WORKING DATA.

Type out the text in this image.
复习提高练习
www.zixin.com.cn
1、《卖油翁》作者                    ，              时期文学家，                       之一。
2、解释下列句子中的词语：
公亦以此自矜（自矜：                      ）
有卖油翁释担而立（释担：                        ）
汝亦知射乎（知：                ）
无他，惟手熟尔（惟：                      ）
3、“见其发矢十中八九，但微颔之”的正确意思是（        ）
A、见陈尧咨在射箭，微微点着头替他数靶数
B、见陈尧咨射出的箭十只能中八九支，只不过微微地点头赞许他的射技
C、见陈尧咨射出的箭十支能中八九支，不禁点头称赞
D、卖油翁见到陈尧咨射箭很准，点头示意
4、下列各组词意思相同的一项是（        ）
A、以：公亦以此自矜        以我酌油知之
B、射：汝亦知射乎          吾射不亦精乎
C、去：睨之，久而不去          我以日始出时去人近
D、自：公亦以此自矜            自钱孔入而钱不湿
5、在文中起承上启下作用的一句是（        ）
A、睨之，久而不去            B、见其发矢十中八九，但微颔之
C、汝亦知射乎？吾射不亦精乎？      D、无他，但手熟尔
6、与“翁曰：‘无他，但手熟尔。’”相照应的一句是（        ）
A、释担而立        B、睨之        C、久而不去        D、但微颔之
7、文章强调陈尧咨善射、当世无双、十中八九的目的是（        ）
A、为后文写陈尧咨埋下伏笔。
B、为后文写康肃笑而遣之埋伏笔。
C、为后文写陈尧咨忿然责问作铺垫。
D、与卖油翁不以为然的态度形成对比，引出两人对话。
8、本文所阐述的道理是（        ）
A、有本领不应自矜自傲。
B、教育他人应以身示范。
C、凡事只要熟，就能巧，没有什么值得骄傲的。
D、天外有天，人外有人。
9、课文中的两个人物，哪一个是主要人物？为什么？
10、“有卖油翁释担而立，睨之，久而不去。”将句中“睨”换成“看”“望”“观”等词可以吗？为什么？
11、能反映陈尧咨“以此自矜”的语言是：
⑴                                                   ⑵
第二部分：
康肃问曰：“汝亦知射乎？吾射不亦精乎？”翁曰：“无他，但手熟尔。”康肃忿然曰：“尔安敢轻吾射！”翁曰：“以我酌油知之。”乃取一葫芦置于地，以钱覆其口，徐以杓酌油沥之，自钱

PROMPT. Working from the material above, retype it in its entirety without change.

REPLY.
Type out the text in this image.
复习提高练习
www.zixin.com.cn
1、《卖油翁》作者                    ，              时期文学家，                       之一。
2、解释下列句子中的词语：
公亦以此自矜（自矜：                      ）
有卖油翁释担而立（释担：                        ）
汝亦知射乎（知：                ）
无他，惟手熟尔（惟：                      ）
3、“见其发矢十中八九，但微颔之”的正确意思是（        ）
A、见陈尧咨在射箭，微微点着头替他数靶数
B、见陈尧咨射出的箭十只能中八九支，只不过微微地点头赞许他的射技
C、见陈尧咨射出的箭十支能中八九支，不禁点头称赞
D、卖油翁见到陈尧咨射箭很准，点头示意
4、下列各组词意思相同的一项是（        ）
A、以：公亦以此自矜        以我酌油知之
B、射：汝亦知射乎          吾射不亦精乎
C、去：睨之，久而不去          我以日始出时去人近
D、自：公亦以此自矜            自钱孔入而钱不湿
5、在文中起承上启下作用的一句是（        ）
A、睨之，久而不去            B、见其发矢十中八九，但微颔之
C、汝亦知射乎？吾射不亦精乎？      D、无他，但手熟尔
6、与“翁曰：‘无他，但手熟尔。’”相照应的一句是（        ）
A、释担而立        B、睨之        C、久而不去        D、但微颔之
7、文章强调陈尧咨善射、当世无双、十中八九的目的是（        ）
A、为后文写陈尧咨埋下伏笔。
B、为后文写康肃笑而遣之埋伏笔。
C、为后文写陈尧咨忿然责问作铺垫。
D、与卖油翁不以为然的态度形成对比，引出两人对话。
8、本文所阐述的道理是（        ）
A、有本领不应自矜自傲。
B、教育他人应以身示范。
C、凡事只要熟，就能巧，没有什么值得骄傲的。
D、天外有天，人外有人。
9、课文中的两个人物，哪一个是主要人物？为什么？
10、“有卖油翁释担而立，睨之，久而不去。”将句中“睨”换成“看”“望”“观”等词可以吗？为什么？
11、能反映陈尧咨“以此自矜”的语言是：
⑴                                                   ⑵
第二部分：
康肃问曰：“汝亦知射乎？吾射不亦精乎？”翁曰：“无他，但手熟尔。”康肃忿然曰：“尔安敢轻吾射！”翁曰：“以我酌油知之。”乃取一葫芦置于地，以钱覆其口，徐以杓酌油沥之，自钱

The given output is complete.